start

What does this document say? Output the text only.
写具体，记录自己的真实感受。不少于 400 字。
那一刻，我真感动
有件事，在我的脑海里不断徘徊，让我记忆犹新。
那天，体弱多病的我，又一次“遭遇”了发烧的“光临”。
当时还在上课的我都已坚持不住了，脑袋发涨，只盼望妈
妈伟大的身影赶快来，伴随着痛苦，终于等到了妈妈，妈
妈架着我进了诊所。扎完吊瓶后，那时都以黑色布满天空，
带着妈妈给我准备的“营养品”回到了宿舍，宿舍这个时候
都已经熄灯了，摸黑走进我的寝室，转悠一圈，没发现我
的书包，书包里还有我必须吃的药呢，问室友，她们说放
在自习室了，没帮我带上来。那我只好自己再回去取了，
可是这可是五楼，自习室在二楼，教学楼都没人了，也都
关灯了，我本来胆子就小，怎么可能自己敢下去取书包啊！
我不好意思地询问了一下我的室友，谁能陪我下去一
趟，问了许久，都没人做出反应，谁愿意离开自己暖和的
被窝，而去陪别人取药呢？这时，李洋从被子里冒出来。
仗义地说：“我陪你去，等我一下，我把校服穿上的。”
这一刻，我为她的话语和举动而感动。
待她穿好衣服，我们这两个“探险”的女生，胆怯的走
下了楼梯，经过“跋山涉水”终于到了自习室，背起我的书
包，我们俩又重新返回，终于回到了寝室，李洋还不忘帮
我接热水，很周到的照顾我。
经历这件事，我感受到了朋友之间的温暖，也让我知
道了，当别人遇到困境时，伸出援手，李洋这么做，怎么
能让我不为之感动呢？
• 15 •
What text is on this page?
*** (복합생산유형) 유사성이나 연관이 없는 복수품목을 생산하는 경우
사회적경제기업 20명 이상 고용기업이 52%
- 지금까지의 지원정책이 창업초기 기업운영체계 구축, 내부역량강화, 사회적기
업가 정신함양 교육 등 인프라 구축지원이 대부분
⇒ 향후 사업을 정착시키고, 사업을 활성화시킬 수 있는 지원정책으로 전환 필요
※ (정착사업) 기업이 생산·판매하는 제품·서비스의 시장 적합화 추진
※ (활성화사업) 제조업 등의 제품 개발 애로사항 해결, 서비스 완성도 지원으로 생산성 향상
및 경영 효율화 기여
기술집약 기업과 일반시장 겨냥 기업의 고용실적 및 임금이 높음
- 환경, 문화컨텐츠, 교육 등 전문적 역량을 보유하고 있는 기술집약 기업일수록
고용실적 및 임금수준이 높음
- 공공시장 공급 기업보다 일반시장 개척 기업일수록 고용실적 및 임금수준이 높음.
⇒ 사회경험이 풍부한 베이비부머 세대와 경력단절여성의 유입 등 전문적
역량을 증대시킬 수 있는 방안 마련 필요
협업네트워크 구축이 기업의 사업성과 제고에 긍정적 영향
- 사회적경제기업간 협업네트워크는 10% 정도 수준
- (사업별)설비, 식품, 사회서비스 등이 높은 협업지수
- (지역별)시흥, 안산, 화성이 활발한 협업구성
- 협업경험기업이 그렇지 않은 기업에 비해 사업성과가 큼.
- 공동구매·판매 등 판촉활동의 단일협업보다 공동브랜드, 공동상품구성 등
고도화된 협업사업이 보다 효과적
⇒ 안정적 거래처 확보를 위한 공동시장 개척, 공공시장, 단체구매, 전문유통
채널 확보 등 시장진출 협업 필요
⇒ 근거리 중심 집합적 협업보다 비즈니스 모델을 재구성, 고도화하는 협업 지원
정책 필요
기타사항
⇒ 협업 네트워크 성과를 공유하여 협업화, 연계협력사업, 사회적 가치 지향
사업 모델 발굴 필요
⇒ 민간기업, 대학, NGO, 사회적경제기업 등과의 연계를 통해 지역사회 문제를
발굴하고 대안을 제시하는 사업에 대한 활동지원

end

Make an exact copy of the data above.

In response:
What does this document say? Output the text only.
写具体，记录自己的真实感受。不少于 400 字。
那一刻，我真感动
有件事，在我的脑海里不断徘徊，让我记忆犹新。
那天，体弱多病的我，又一次“遭遇”了发烧的“光临”。
当时还在上课的我都已坚持不住了，脑袋发涨，只盼望妈
妈伟大的身影赶快来，伴随着痛苦，终于等到了妈妈，妈
妈架着我进了诊所。扎完吊瓶后，那时都以黑色布满天空，
带着妈妈给我准备的“营养品”回到了宿舍，宿舍这个时候
都已经熄灯了，摸黑走进我的寝室，转悠一圈，没发现我
的书包，书包里还有我必须吃的药呢，问室友，她们说放
在自习室了，没帮我带上来。那我只好自己再回去取了，
可是这可是五楼，自习室在二楼，教学楼都没人了，也都
关灯了，我本来胆子就小，怎么可能自己敢下去取书包啊！
我不好意思地询问了一下我的室友，谁能陪我下去一
趟，问了许久，都没人做出反应，谁愿意离开自己暖和的
被窝，而去陪别人取药呢？这时，李洋从被子里冒出来。
仗义地说：“我陪你去，等我一下，我把校服穿上的。”
这一刻，我为她的话语和举动而感动。
待她穿好衣服，我们这两个“探险”的女生，胆怯的走
下了楼梯，经过“跋山涉水”终于到了自习室，背起我的书
包，我们俩又重新返回，终于回到了寝室，李洋还不忘帮
我接热水，很周到的照顾我。
经历这件事，我感受到了朋友之间的温暖，也让我知
道了，当别人遇到困境时，伸出援手，李洋这么做，怎么
能让我不为之感动呢？
• 15 •
What text is on this page?
*** (복합생산유형) 유사성이나 연관이 없는 복수품목을 생산하는 경우
사회적경제기업 20명 이상 고용기업이 52%
- 지금까지의 지원정책이 창업초기 기업운영체계 구축, 내부역량강화, 사회적기
업가 정신함양 교육 등 인프라 구축지원이 대부분
⇒ 향후 사업을 정착시키고, 사업을 활성화시킬 수 있는 지원정책으로 전환 필요
※ (정착사업) 기업이 생산·판매하는 제품·서비스의 시장 적합화 추진
※ (활성화사업) 제조업 등의 제품 개발 애로사항 해결, 서비스 완성도 지원으로 생산성 향상
및 경영 효율화 기여
기술집약 기업과 일반시장 겨냥 기업의 고용실적 및 임금이 높음
- 환경, 문화컨텐츠, 교육 등 전문적 역량을 보유하고 있는 기술집약 기업일수록
고용실적 및 임금수준이 높음
- 공공시장 공급 기업보다 일반시장 개척 기업일수록 고용실적 및 임금수준이 높음.
⇒ 사회경험이 풍부한 베이비부머 세대와 경력단절여성의 유입 등 전문적
역량을 증대시킬 수 있는 방안 마련 필요
협업네트워크 구축이 기업의 사업성과 제고에 긍정적 영향
- 사회적경제기업간 협업네트워크는 10% 정도 수준
- (사업별)설비, 식품, 사회서비스 등이 높은 협업지수
- (지역별)시흥, 안산, 화성이 활발한 협업구성
- 협업경험기업이 그렇지 않은 기업에 비해 사업성과가 큼.
- 공동구매·판매 등 판촉활동의 단일협업보다 공동브랜드, 공동상품구성 등
고도화된 협업사업이 보다 효과적
⇒ 안정적 거래처 확보를 위한 공동시장 개척, 공공시장, 단체구매, 전문유통
채널 확보 등 시장진출 협업 필요
⇒ 근거리 중심 집합적 협업보다 비즈니스 모델을 재구성, 고도화하는 협업 지원
정책 필요
기타사항
⇒ 협업 네트워크 성과를 공유하여 협업화, 연계협력사업, 사회적 가치 지향
사업 모델 발굴 필요
⇒ 민간기업, 대학, NGO, 사회적경제기업 등과의 연계를 통해 지역사회 문제를
발굴하고 대안을 제시하는 사업에 대한 활동지원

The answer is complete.